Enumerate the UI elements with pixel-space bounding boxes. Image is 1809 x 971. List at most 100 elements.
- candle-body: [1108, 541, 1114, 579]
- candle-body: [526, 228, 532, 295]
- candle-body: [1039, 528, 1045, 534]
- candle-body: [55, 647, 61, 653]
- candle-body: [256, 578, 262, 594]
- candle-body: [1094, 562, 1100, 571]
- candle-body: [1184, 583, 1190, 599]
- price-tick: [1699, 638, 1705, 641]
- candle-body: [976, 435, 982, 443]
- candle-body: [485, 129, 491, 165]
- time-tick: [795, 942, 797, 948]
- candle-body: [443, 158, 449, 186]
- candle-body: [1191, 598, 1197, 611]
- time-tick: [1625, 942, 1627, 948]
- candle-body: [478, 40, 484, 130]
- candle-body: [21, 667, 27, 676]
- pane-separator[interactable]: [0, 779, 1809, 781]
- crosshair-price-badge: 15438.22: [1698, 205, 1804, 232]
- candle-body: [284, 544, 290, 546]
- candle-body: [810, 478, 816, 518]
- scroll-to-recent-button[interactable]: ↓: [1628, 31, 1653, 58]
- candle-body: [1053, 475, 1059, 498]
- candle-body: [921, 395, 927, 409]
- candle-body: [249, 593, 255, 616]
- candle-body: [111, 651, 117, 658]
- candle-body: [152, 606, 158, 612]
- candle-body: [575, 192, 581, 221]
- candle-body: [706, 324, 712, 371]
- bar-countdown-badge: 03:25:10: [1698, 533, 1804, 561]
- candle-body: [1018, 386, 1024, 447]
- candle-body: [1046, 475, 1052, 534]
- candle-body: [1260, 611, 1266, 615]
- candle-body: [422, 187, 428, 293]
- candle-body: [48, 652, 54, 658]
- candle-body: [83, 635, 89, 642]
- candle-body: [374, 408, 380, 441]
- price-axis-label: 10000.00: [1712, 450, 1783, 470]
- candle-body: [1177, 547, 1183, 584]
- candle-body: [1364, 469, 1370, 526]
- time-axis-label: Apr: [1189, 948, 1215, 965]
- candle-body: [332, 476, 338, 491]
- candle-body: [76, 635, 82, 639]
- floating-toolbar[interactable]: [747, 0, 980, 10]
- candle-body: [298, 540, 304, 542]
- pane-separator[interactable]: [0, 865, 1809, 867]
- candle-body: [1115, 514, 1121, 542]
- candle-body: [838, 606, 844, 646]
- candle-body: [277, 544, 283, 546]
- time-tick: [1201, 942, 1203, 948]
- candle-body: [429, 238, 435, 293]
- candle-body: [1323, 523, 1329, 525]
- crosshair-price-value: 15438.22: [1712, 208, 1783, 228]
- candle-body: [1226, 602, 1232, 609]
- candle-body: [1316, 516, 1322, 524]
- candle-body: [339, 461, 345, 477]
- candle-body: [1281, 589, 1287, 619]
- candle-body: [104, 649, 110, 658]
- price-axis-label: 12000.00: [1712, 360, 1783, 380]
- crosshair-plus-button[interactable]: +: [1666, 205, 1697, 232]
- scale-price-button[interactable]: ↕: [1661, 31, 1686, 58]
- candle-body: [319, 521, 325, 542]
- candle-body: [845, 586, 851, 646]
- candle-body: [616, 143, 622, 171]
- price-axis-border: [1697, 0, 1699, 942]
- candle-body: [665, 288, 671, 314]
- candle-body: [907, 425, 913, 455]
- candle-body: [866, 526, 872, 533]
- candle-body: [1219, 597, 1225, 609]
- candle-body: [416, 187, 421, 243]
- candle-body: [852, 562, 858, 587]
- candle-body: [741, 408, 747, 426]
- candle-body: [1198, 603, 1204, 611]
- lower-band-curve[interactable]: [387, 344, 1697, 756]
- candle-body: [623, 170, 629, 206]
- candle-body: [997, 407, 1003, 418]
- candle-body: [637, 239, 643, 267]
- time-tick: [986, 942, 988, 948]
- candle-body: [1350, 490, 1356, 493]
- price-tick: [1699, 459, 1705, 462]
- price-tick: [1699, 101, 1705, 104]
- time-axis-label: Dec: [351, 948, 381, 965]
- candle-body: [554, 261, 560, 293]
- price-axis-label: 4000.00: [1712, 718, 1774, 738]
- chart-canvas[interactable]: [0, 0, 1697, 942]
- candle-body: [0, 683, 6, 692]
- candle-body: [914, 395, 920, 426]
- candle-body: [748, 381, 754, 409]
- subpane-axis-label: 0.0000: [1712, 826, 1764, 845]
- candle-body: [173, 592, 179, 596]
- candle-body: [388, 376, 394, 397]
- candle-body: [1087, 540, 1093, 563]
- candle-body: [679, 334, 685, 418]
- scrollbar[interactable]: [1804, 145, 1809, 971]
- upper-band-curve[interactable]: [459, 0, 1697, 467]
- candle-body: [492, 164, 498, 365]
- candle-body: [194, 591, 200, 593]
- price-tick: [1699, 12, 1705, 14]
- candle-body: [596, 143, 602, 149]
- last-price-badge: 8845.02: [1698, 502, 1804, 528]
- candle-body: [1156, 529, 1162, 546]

++++++++++

TASK OBJECTIVE → Write out the entries above again, changing every "candle-body" to "bar-body" and leaving everything else as it is.

EXERCISE RESULT →
Enumerate the UI elements with pixel-space bounding boxes. Image is 1809 x 971. List at most 100 elements.
- bar-body: [1108, 541, 1114, 579]
- bar-body: [526, 228, 532, 295]
- bar-body: [1039, 528, 1045, 534]
- bar-body: [55, 647, 61, 653]
- bar-body: [256, 578, 262, 594]
- bar-body: [1094, 562, 1100, 571]
- bar-body: [1184, 583, 1190, 599]
- price-tick: [1699, 638, 1705, 641]
- bar-body: [976, 435, 982, 443]
- bar-body: [485, 129, 491, 165]
- time-tick: [795, 942, 797, 948]
- bar-body: [443, 158, 449, 186]
- bar-body: [1191, 598, 1197, 611]
- time-tick: [1625, 942, 1627, 948]
- bar-body: [478, 40, 484, 130]
- bar-body: [21, 667, 27, 676]
- pane-separator[interactable]: [0, 779, 1809, 781]
- crosshair-price-badge: 15438.22: [1698, 205, 1804, 232]
- bar-body: [284, 544, 290, 546]
- bar-body: [810, 478, 816, 518]
- scroll-to-recent-button[interactable]: ↓: [1628, 31, 1653, 58]
- bar-body: [1053, 475, 1059, 498]
- bar-body: [921, 395, 927, 409]
- bar-body: [249, 593, 255, 616]
- bar-body: [111, 651, 117, 658]
- bar-body: [152, 606, 158, 612]
- bar-body: [575, 192, 581, 221]
- bar-body: [706, 324, 712, 371]
- bar-countdown-badge: 03:25:10: [1698, 533, 1804, 561]
- bar-body: [1018, 386, 1024, 447]
- bar-body: [1046, 475, 1052, 534]
- bar-body: [1260, 611, 1266, 615]
- bar-body: [422, 187, 428, 293]
- bar-body: [48, 652, 54, 658]
- bar-body: [83, 635, 89, 642]
- bar-body: [374, 408, 380, 441]
- price-axis-label: 10000.00: [1712, 450, 1783, 470]
- bar-body: [1177, 547, 1183, 584]
- bar-body: [1364, 469, 1370, 526]
- time-axis-label: Apr: [1189, 948, 1215, 965]
- bar-body: [332, 476, 338, 491]
- bar-body: [76, 635, 82, 639]
- floating-toolbar[interactable]: [747, 0, 980, 10]
- bar-body: [298, 540, 304, 542]
- pane-separator[interactable]: [0, 865, 1809, 867]
- bar-body: [1115, 514, 1121, 542]
- bar-body: [838, 606, 844, 646]
- bar-body: [277, 544, 283, 546]
- time-tick: [1201, 942, 1203, 948]
- bar-body: [429, 238, 435, 293]
- bar-body: [1323, 523, 1329, 525]
- crosshair-price-value: 15438.22: [1712, 208, 1783, 228]
- bar-body: [1226, 602, 1232, 609]
- bar-body: [1316, 516, 1322, 524]
- bar-body: [339, 461, 345, 477]
- bar-body: [1281, 589, 1287, 619]
- bar-body: [104, 649, 110, 658]
- price-axis-label: 12000.00: [1712, 360, 1783, 380]
- crosshair-plus-button[interactable]: +: [1666, 205, 1697, 232]
- scale-price-button[interactable]: ↕: [1661, 31, 1686, 58]
- bar-body: [319, 521, 325, 542]
- bar-body: [845, 586, 851, 646]
- bar-body: [616, 143, 622, 171]
- price-axis-border: [1697, 0, 1699, 942]
- bar-body: [665, 288, 671, 314]
- bar-body: [907, 425, 913, 455]
- bar-body: [866, 526, 872, 533]
- bar-body: [1219, 597, 1225, 609]
- bar-body: [416, 187, 421, 243]
- bar-body: [852, 562, 858, 587]
- bar-body: [741, 408, 747, 426]
- bar-body: [1198, 603, 1204, 611]
- lower-band-curve[interactable]: [387, 344, 1697, 756]
- bar-body: [623, 170, 629, 206]
- bar-body: [997, 407, 1003, 418]
- bar-body: [637, 239, 643, 267]
- time-tick: [986, 942, 988, 948]
- bar-body: [1350, 490, 1356, 493]
- price-tick: [1699, 459, 1705, 462]
- price-tick: [1699, 101, 1705, 104]
- time-axis-label: Dec: [351, 948, 381, 965]
- bar-body: [554, 261, 560, 293]
- price-axis-label: 4000.00: [1712, 718, 1774, 738]
- chart-canvas[interactable]: [0, 0, 1697, 942]
- bar-body: [0, 683, 6, 692]
- bar-body: [914, 395, 920, 426]
- bar-body: [748, 381, 754, 409]
- subpane-axis-label: 0.0000: [1712, 826, 1764, 845]
- bar-body: [173, 592, 179, 596]
- bar-body: [388, 376, 394, 397]
- bar-body: [1087, 540, 1093, 563]
- bar-body: [679, 334, 685, 418]
- scrollbar[interactable]: [1804, 145, 1809, 971]
- upper-band-curve[interactable]: [459, 0, 1697, 467]
- bar-body: [492, 164, 498, 365]
- bar-body: [194, 591, 200, 593]
- price-tick: [1699, 12, 1705, 14]
- bar-body: [596, 143, 602, 149]
- last-price-badge: 8845.02: [1698, 502, 1804, 528]
- bar-body: [1156, 529, 1162, 546]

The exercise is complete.